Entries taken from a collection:
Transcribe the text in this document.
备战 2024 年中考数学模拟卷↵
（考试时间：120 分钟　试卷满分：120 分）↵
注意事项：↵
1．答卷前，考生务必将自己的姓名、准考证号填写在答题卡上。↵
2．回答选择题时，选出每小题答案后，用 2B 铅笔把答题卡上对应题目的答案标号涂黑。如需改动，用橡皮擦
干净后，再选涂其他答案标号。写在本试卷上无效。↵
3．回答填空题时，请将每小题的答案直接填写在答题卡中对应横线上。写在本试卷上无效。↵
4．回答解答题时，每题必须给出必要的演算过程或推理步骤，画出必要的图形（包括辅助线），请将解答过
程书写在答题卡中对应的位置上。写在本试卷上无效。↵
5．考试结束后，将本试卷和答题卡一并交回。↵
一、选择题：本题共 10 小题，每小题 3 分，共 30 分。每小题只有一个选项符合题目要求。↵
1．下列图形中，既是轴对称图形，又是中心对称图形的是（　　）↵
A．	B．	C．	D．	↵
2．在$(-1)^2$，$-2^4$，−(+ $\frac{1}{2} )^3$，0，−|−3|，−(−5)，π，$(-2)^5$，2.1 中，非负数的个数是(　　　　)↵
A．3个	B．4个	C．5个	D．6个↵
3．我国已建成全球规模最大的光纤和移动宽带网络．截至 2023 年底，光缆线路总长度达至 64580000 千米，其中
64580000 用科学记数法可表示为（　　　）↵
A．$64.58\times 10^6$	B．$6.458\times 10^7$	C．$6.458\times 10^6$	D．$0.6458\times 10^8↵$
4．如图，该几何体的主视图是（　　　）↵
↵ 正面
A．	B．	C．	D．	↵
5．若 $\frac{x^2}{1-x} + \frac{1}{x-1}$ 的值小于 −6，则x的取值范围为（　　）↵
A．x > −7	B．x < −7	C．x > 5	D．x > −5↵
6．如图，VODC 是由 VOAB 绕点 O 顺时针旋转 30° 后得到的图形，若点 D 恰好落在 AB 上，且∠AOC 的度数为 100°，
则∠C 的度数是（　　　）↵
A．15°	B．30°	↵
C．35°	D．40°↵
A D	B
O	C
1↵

> [Task]: Filter the entries down to the lines with the word "frac" in them.

> [Finished exercise]:
2．在$(-1)^2$，$-2^4$，−(+ $\frac{1}{2} )^3$，0，−|−3|，−(−5)，π，$(-2)^5$，2.1 中，非负数的个数是(　　　　)↵
5．若 $\frac{x^2}{1-x} + \frac{1}{x-1}$ 的值小于 −6，则x的取值范围为（　　）↵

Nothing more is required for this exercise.